• [WORK TO DO]: Images are excluded; otherwise, output every record exactly.

(Dataset items)
>> BEGIN
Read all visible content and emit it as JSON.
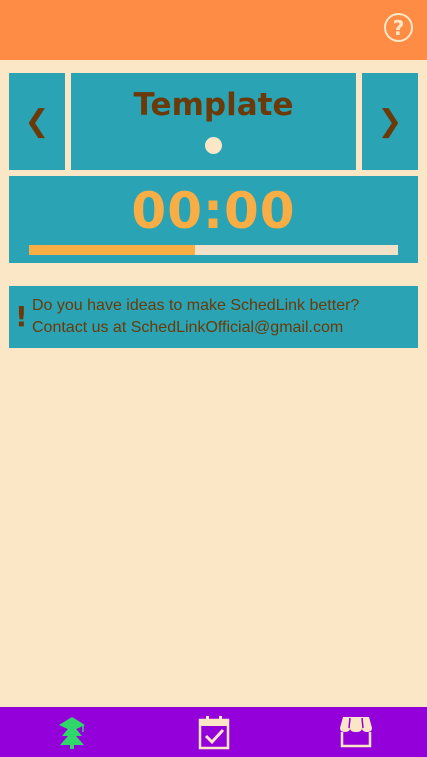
{
  "header": {
    "help_label": "?"
  },
  "carousel": {
    "prev_label": "❮",
    "next_label": "❯",
    "title": "Template"
  },
  "timer": {
    "value": "00:00",
    "progress_fraction": 0.45
  },
  "info": {
    "marker": "!",
    "line1": "Do you have ideas to make SchedLink better?",
    "line2": "Contact us at SchedLinkOfficial@gmail.com"
  },
  "nav": {
    "items": [
      {
        "icon": "graduation-tree-icon",
        "color": "#2fd66a"
      },
      {
        "icon": "calendar-check-icon",
        "color": "#fbe7c6"
      },
      {
        "icon": "shop-icon",
        "color": "#fbe7c6"
      }
    ]
  },
  "colors": {
    "header": "#ff8c45",
    "background": "#fbe7c6",
    "panel": "#2aa3b4",
    "accent": "#f9ad45",
    "text_brown": "#6b3a08",
    "nav_bg": "#9400d9"
  }
}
>> END
• [EXERCISE RESPONSE]:
Read all visible content and emit it as JSON.
{
  "header": {
    "help_label": "?"
  },
  "carousel": {
    "prev_label": "❮",
    "next_label": "❯",
    "title": "Template"
  },
  "timer": {
    "value": "00:00",
    "progress_fraction": 0.45
  },
  "info": {
    "marker": "!",
    "line1": "Do you have ideas to make SchedLink better?",
    "line2": "Contact us at SchedLinkOfficial@gmail.com"
  },
  "nav": {
    "items": [
      {
        "icon": "graduation-tree-icon",
        "color": "#2fd66a"
      },
      {
        "icon": "calendar-check-icon",
        "color": "#fbe7c6"
      },
      {
        "icon": "shop-icon",
        "color": "#fbe7c6"
      }
    ]
  },
  "colors": {
    "header": "#ff8c45",
    "background": "#fbe7c6",
    "panel": "#2aa3b4",
    "accent": "#f9ad45",
    "text_brown": "#6b3a08",
    "nav_bg": "#9400d9"
  }
}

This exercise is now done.